◆ WORK TO BE COMPLETED ◆
Write out the material below again, unchanged.

>>>>

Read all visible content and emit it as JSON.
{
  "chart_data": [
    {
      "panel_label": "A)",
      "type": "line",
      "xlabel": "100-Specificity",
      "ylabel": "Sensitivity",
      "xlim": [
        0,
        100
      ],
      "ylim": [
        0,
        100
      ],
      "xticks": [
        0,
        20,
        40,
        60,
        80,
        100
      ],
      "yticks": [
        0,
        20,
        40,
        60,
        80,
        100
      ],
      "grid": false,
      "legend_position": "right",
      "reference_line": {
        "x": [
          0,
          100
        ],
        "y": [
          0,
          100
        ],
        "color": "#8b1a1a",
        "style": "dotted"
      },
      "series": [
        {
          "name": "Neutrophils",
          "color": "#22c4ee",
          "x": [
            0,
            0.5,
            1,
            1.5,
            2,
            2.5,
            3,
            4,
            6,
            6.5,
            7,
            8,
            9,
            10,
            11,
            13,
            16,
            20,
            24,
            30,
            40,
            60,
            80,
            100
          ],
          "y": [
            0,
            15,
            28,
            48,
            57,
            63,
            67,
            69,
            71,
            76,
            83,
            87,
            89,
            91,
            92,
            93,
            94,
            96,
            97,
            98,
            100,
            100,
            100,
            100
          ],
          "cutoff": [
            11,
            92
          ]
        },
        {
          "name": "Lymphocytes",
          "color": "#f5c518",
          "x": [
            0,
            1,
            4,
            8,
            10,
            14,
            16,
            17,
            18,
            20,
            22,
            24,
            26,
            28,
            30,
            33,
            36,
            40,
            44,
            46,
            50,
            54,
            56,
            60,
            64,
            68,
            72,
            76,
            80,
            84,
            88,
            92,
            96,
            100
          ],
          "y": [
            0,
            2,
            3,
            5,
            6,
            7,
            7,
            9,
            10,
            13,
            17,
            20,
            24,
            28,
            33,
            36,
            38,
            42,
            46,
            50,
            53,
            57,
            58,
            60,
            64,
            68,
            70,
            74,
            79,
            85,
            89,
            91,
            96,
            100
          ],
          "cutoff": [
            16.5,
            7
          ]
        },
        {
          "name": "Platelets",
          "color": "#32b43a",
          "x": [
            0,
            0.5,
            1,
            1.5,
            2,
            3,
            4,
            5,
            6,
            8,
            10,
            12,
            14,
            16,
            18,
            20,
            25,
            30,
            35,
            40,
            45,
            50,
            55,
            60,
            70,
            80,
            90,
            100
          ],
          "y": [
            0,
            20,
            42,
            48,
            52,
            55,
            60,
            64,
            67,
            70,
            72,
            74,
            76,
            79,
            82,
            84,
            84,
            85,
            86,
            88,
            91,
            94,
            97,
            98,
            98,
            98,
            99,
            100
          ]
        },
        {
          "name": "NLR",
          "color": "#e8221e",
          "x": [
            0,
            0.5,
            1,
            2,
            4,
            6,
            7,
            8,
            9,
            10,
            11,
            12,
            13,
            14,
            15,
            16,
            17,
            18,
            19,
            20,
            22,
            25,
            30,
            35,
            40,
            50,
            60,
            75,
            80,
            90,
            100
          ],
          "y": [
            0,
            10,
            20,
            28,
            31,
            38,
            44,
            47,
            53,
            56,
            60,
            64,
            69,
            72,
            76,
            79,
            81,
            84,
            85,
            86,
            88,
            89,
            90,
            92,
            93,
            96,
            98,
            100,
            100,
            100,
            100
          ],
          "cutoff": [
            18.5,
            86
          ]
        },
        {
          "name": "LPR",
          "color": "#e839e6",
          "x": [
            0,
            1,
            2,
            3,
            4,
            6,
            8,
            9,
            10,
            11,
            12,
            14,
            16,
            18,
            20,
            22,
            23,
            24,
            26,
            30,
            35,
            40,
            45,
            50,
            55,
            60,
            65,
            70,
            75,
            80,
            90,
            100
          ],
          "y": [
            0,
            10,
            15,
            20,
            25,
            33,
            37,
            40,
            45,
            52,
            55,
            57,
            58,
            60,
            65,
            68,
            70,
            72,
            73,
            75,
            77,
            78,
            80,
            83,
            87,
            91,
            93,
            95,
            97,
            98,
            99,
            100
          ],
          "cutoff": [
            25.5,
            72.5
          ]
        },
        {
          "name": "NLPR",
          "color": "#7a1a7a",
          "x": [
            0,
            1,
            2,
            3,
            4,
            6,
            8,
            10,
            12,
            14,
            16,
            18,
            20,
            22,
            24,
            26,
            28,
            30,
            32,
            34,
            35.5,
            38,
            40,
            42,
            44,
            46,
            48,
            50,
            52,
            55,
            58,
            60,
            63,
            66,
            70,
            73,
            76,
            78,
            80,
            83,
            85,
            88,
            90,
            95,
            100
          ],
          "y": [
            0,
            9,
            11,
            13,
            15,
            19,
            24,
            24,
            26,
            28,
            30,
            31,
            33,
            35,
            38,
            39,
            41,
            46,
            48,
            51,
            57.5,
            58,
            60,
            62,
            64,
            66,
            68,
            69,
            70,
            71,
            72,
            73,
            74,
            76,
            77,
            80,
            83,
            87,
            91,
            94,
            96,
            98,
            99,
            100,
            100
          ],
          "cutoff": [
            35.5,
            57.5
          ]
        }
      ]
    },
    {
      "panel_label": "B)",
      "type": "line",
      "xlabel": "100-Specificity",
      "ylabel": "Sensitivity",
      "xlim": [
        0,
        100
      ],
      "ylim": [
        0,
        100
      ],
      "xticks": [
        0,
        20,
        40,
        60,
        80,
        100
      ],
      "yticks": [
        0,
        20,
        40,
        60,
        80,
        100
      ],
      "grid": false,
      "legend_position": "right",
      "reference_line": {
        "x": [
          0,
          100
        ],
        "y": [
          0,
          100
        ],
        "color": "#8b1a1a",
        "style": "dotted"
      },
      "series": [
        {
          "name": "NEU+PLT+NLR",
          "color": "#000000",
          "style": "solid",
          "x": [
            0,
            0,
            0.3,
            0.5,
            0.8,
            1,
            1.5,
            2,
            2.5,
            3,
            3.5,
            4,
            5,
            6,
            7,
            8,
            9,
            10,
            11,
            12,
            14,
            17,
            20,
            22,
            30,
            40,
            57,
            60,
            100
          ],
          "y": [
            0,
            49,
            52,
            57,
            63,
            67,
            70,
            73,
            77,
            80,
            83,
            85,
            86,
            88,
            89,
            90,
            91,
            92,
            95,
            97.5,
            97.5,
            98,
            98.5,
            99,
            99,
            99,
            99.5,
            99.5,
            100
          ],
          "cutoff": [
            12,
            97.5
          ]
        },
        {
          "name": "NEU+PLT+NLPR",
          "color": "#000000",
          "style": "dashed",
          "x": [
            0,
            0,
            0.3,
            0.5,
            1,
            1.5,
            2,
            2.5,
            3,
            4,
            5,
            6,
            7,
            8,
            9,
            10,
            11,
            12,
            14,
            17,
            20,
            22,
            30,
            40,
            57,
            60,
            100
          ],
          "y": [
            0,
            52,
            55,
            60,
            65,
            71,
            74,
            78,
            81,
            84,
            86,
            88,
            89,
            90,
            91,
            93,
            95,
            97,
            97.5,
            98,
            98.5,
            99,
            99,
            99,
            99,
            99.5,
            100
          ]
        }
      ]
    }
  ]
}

<<<<

◆ RESULT FOR THIS EXERCISE ◆
Read all visible content and emit it as JSON.
{
  "chart_data": [
    {
      "panel_label": "A)",
      "type": "line",
      "xlabel": "100-Specificity",
      "ylabel": "Sensitivity",
      "xlim": [
        0,
        100
      ],
      "ylim": [
        0,
        100
      ],
      "xticks": [
        0,
        20,
        40,
        60,
        80,
        100
      ],
      "yticks": [
        0,
        20,
        40,
        60,
        80,
        100
      ],
      "grid": false,
      "legend_position": "right",
      "reference_line": {
        "x": [
          0,
          100
        ],
        "y": [
          0,
          100
        ],
        "color": "#8b1a1a",
        "style": "dotted"
      },
      "series": [
        {
          "name": "Neutrophils",
          "color": "#22c4ee",
          "x": [
            0,
            0.5,
            1,
            1.5,
            2,
            2.5,
            3,
            4,
            6,
            6.5,
            7,
            8,
            9,
            10,
            11,
            13,
            16,
            20,
            24,
            30,
            40,
            60,
            80,
            100
          ],
          "y": [
            0,
            15,
            28,
            48,
            57,
            63,
            67,
            69,
            71,
            76,
            83,
            87,
            89,
            91,
            92,
            93,
            94,
            96,
            97,
            98,
            100,
            100,
            100,
            100
          ],
          "cutoff": [
            11,
            92
          ]
        },
        {
          "name": "Lymphocytes",
          "color": "#f5c518",
          "x": [
            0,
            1,
            4,
            8,
            10,
            14,
            16,
            17,
            18,
            20,
            22,
            24,
            26,
            28,
            30,
            33,
            36,
            40,
            44,
            46,
            50,
            54,
            56,
            60,
            64,
            68,
            72,
            76,
            80,
            84,
            88,
            92,
            96,
            100
          ],
          "y": [
            0,
            2,
            3,
            5,
            6,
            7,
            7,
            9,
            10,
            13,
            17,
            20,
            24,
            28,
            33,
            36,
            38,
            42,
            46,
            50,
            53,
            57,
            58,
            60,
            64,
            68,
            70,
            74,
            79,
            85,
            89,
            91,
            96,
            100
          ],
          "cutoff": [
            16.5,
            7
          ]
        },
        {
          "name": "Platelets",
          "color": "#32b43a",
          "x": [
            0,
            0.5,
            1,
            1.5,
            2,
            3,
            4,
            5,
            6,
            8,
            10,
            12,
            14,
            16,
            18,
            20,
            25,
            30,
            35,
            40,
            45,
            50,
            55,
            60,
            70,
            80,
            90,
            100
          ],
          "y": [
            0,
            20,
            42,
            48,
            52,
            55,
            60,
            64,
            67,
            70,
            72,
            74,
            76,
            79,
            82,
            84,
            84,
            85,
            86,
            88,
            91,
            94,
            97,
            98,
            98,
            98,
            99,
            100
          ]
        },
        {
          "name": "NLR",
          "color": "#e8221e",
          "x": [
            0,
            0.5,
            1,
            2,
            4,
            6,
            7,
            8,
            9,
            10,
            11,
            12,
            13,
            14,
            15,
            16,
            17,
            18,
            19,
            20,
            22,
            25,
            30,
            35,
            40,
            50,
            60,
            75,
            80,
            90,
            100
          ],
          "y": [
            0,
            10,
            20,
            28,
            31,
            38,
            44,
            47,
            53,
            56,
            60,
            64,
            69,
            72,
            76,
            79,
            81,
            84,
            85,
            86,
            88,
            89,
            90,
            92,
            93,
            96,
            98,
            100,
            100,
            100,
            100
          ],
          "cutoff": [
            18.5,
            86
          ]
        },
        {
          "name": "LPR",
          "color": "#e839e6",
          "x": [
            0,
            1,
            2,
            3,
            4,
            6,
            8,
            9,
            10,
            11,
            12,
            14,
            16,
            18,
            20,
            22,
            23,
            24,
            26,
            30,
            35,
            40,
            45,
            50,
            55,
            60,
            65,
            70,
            75,
            80,
            90,
            100
          ],
          "y": [
            0,
            10,
            15,
            20,
            25,
            33,
            37,
            40,
            45,
            52,
            55,
            57,
            58,
            60,
            65,
            68,
            70,
            72,
            73,
            75,
            77,
            78,
            80,
            83,
            87,
            91,
            93,
            95,
            97,
            98,
            99,
            100
          ],
          "cutoff": [
            25.5,
            72.5
          ]
        },
        {
          "name": "NLPR",
          "color": "#7a1a7a",
          "x": [
            0,
            1,
            2,
            3,
            4,
            6,
            8,
            10,
            12,
            14,
            16,
            18,
            20,
            22,
            24,
            26,
            28,
            30,
            32,
            34,
            35.5,
            38,
            40,
            42,
            44,
            46,
            48,
            50,
            52,
            55,
            58,
            60,
            63,
            66,
            70,
            73,
            76,
            78,
            80,
            83,
            85,
            88,
            90,
            95,
            100
          ],
          "y": [
            0,
            9,
            11,
            13,
            15,
            19,
            24,
            24,
            26,
            28,
            30,
            31,
            33,
            35,
            38,
            39,
            41,
            46,
            48,
            51,
            57.5,
            58,
            60,
            62,
            64,
            66,
            68,
            69,
            70,
            71,
            72,
            73,
            74,
            76,
            77,
            80,
            83,
            87,
            91,
            94,
            96,
            98,
            99,
            100,
            100
          ],
          "cutoff": [
            35.5,
            57.5
          ]
        }
      ]
    },
    {
      "panel_label": "B)",
      "type": "line",
      "xlabel": "100-Specificity",
      "ylabel": "Sensitivity",
      "xlim": [
        0,
        100
      ],
      "ylim": [
        0,
        100
      ],
      "xticks": [
        0,
        20,
        40,
        60,
        80,
        100
      ],
      "yticks": [
        0,
        20,
        40,
        60,
        80,
        100
      ],
      "grid": false,
      "legend_position": "right",
      "reference_line": {
        "x": [
          0,
          100
        ],
        "y": [
          0,
          100
        ],
        "color": "#8b1a1a",
        "style": "dotted"
      },
      "series": [
        {
          "name": "NEU+PLT+NLR",
          "color": "#000000",
          "style": "solid",
          "x": [
            0,
            0,
            0.3,
            0.5,
            0.8,
            1,
            1.5,
            2,
            2.5,
            3,
            3.5,
            4,
            5,
            6,
            7,
            8,
            9,
            10,
            11,
            12,
            14,
            17,
            20,
            22,
            30,
            40,
            57,
            60,
            100
          ],
          "y": [
            0,
            49,
            52,
            57,
            63,
            67,
            70,
            73,
            77,
            80,
            83,
            85,
            86,
            88,
            89,
            90,
            91,
            92,
            95,
            97.5,
            97.5,
            98,
            98.5,
            99,
            99,
            99,
            99.5,
            99.5,
            100
          ],
          "cutoff": [
            12,
            97.5
          ]
        },
        {
          "name": "NEU+PLT+NLPR",
          "color": "#000000",
          "style": "dashed",
          "x": [
            0,
            0,
            0.3,
            0.5,
            1,
            1.5,
            2,
            2.5,
            3,
            4,
            5,
            6,
            7,
            8,
            9,
            10,
            11,
            12,
            14,
            17,
            20,
            22,
            30,
            40,
            57,
            60,
            100
          ],
          "y": [
            0,
            52,
            55,
            60,
            65,
            71,
            74,
            78,
            81,
            84,
            86,
            88,
            89,
            90,
            91,
            93,
            95,
            97,
            97.5,
            98,
            98.5,
            99,
            99,
            99,
            99,
            99.5,
            100
          ]
        }
      ]
    }
  ]
}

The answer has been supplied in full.